**TO-DO LIST**
1/ In the debate extract, how many years ago did the Solicitor-General break the barrier of contempt of court?
2/ Please reproduce the passage of the debate extract starting at "One of the things" and ending at "done so earlier.".

** start of TEXT EXTRACT **

One of the things that I would be very concerned about and would regret would be if the excellent work of the legal secretariat to the Law Officers, which has served Law Officers down the decades excellently and

24 Mar 2004 : Column 892

with a high degree of professionalism, somehow was criticised as a result of what has happened. The Attorney-General, Lord Goldsmith, and I value most highly the work of the legal secretariat of the Law Officers, which is recognised throughout the profession as providing the highest quality legal advice.

Vera Baird (Redcar) (Lab): Although I am rather late in the day, may I congratulate the Solicitor-General on the blow that she struck 25 years ago by breaking the barrier of contempt of court, which was a real obstacle to freedom of information in those days? I congratulate her on that and I am sorry not to have done so earlier.

May I also congratulate my right hon. and learned Friend on her wisdom in taking a second opinion and not relying solely on her own legal advice in making the decision? May I deplore the criticism that has been levelled at her when she has asked to come to the House and explain how the decision was taken? If she did not explain that she had taken advice and how it turned out, she would have been heavily criticised for not mentioning it. No doubt, she would also have been belaboured for taking the decision on her own. May I congratulate her, as she did absolutely the right thing?

May I express very briefly my sympathy with anyone who finds themselves in the complicated, multi-layered depths of contempt of court? It is often very hard to know where the public interest lies in that sector, and frankly that whole area of law needs urgent review.

Further to the comments of the hon. Member for Somerton and Frome (Mr. Heath), I have certainly seen a letter from the Law Society suggesting that it is considering writing to all its family practitioners inviting them to review their files to see whether there is a case to be brought out and put into this whole area of review. Is my right hon. and learned Friend aware that the Law Society is going to write to all family solicitors inviting them to submit cases for review, and is that being done with the encouragement of her Department or the Minister for Children?

The Solicitor-General: I thank my hon. and learned Friend for the points that she made. Issues have arisen around the edges of the case that require further review, and I am aware of those that the Solicitors Family Law Association and the Law Society have been looking at.

** end of TEXT EXTRACT **
** start of DATA SHOWN **

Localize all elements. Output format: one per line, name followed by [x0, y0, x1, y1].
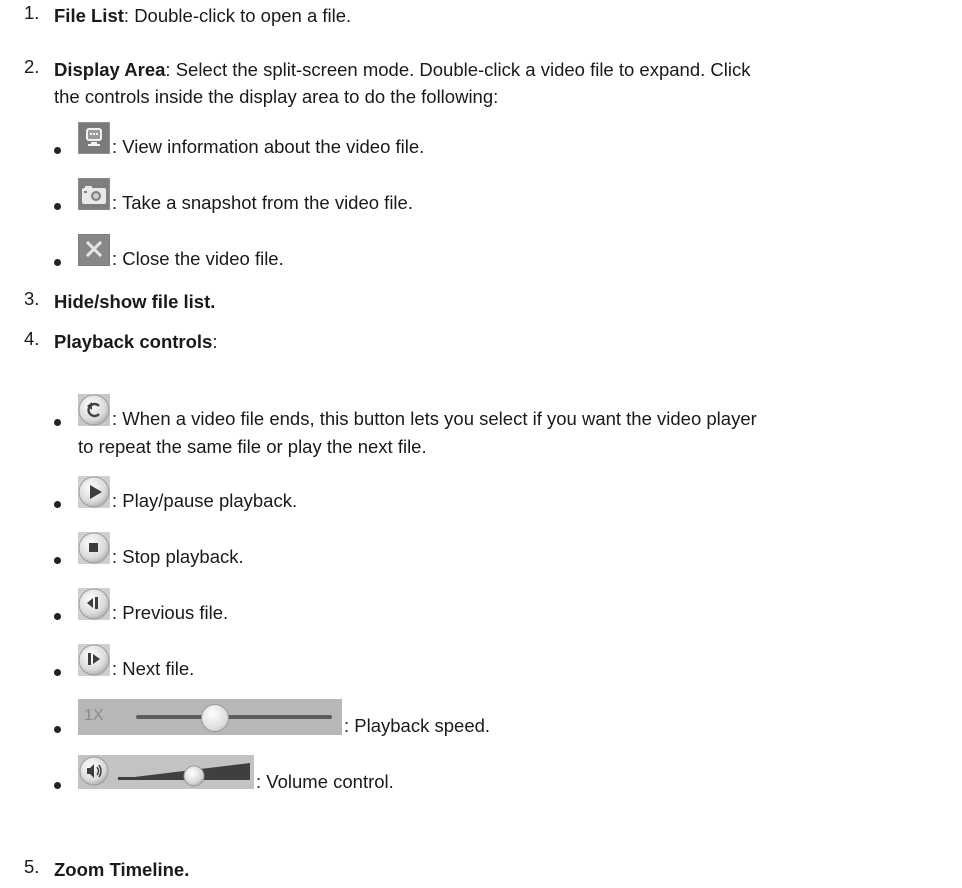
bullet	[54, 557, 61, 564]
item-title: Zoom Timeline.	[54, 859, 190, 880]
slider-track	[136, 715, 332, 719]
item-description: Double-click to open a file.	[134, 5, 352, 26]
control-description: : Close the video file.	[112, 248, 284, 269]
control-description: : Take a snapshot from the video file.	[112, 192, 413, 213]
item-title: Hide/show file list.	[54, 291, 216, 312]
slider-handle	[201, 704, 229, 732]
item-title: Display Area	[54, 59, 166, 80]
close-icon	[78, 234, 110, 266]
bullet	[54, 259, 61, 266]
item-number: 1.	[24, 2, 40, 23]
control-description: : Stop playback.	[112, 546, 244, 567]
control-description: : Previous file.	[112, 602, 229, 623]
item-description: Select the split-screen mode. Double-cli…	[175, 59, 751, 80]
item-title: File List	[54, 5, 124, 26]
volume-slider	[78, 755, 254, 789]
item-number: 4.	[24, 328, 40, 349]
item-number: 3.	[24, 288, 40, 309]
bullet	[54, 726, 61, 733]
control-description: : Playback speed.	[344, 715, 491, 736]
item-number: 2.	[24, 56, 40, 77]
control-description-continued: to repeat the same file or play the next…	[78, 436, 427, 457]
stop-icon	[78, 532, 110, 564]
speed-label: 1X	[84, 707, 104, 724]
item-description-continued: the controls inside the display area to …	[54, 86, 499, 107]
bullet	[54, 669, 61, 676]
control-description: : When a video file ends, this button le…	[112, 408, 757, 429]
play-icon	[78, 476, 110, 508]
control-description: : Next file.	[112, 658, 195, 679]
previous-icon	[78, 588, 110, 620]
bullet	[54, 419, 61, 426]
control-description: : Volume control.	[256, 771, 394, 792]
bullet	[54, 203, 61, 210]
camera-icon	[78, 178, 110, 210]
control-description: : Play/pause playback.	[112, 490, 298, 511]
repeat-icon	[78, 394, 110, 426]
item-title: Playback controls	[54, 331, 213, 352]
speed-slider: 1X	[78, 699, 342, 735]
next-icon	[78, 644, 110, 676]
volume-graphic	[79, 756, 250, 787]
bullet	[54, 501, 61, 508]
item-number: 5.	[24, 856, 40, 877]
info-icon	[78, 122, 110, 154]
control-description: : View information about the video file.	[112, 136, 425, 157]
bullet	[54, 613, 61, 620]
bullet	[54, 147, 61, 154]
bullet	[54, 782, 61, 789]
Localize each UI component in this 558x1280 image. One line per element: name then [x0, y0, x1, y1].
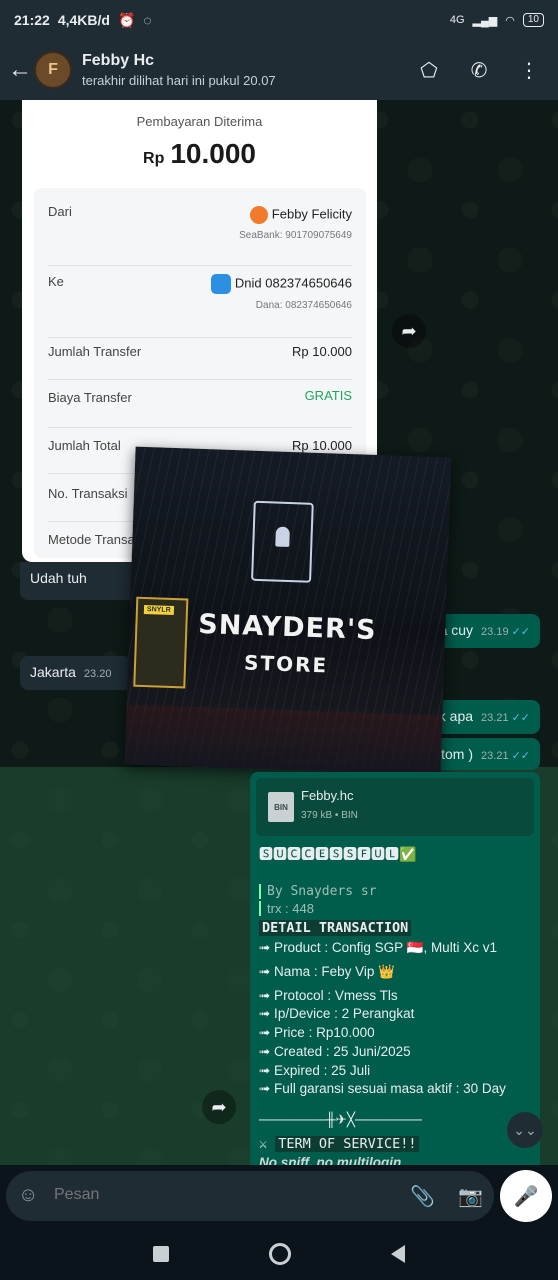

** end of DATA SHOWN **

**RESULTS OF THE EXERCISE**
1/ 25 years ago.

2/
One of the things that I would be very concerned about and would regret would be if the excellent work of the legal secretariat to the Law Officers, which has served Law Officers down the decades excellently and

24 Mar 2004 : Column 892

with a high degree of professionalism, somehow was criticised as a result of what has happened. The Attorney-General, Lord Goldsmith, and I value most highly the work of the legal secretariat of the Law Officers, which is recognised throughout the profession as providing the highest quality legal advice.

Vera Baird (Redcar) (Lab): Although I am rather late in the day, may I congratulate the Solicitor-General on the blow that she struck 25 years ago by breaking the barrier of contempt of court, which was a real obstacle to freedom of information in those days? I congratulate her on that and I am sorry not to have done so earlier.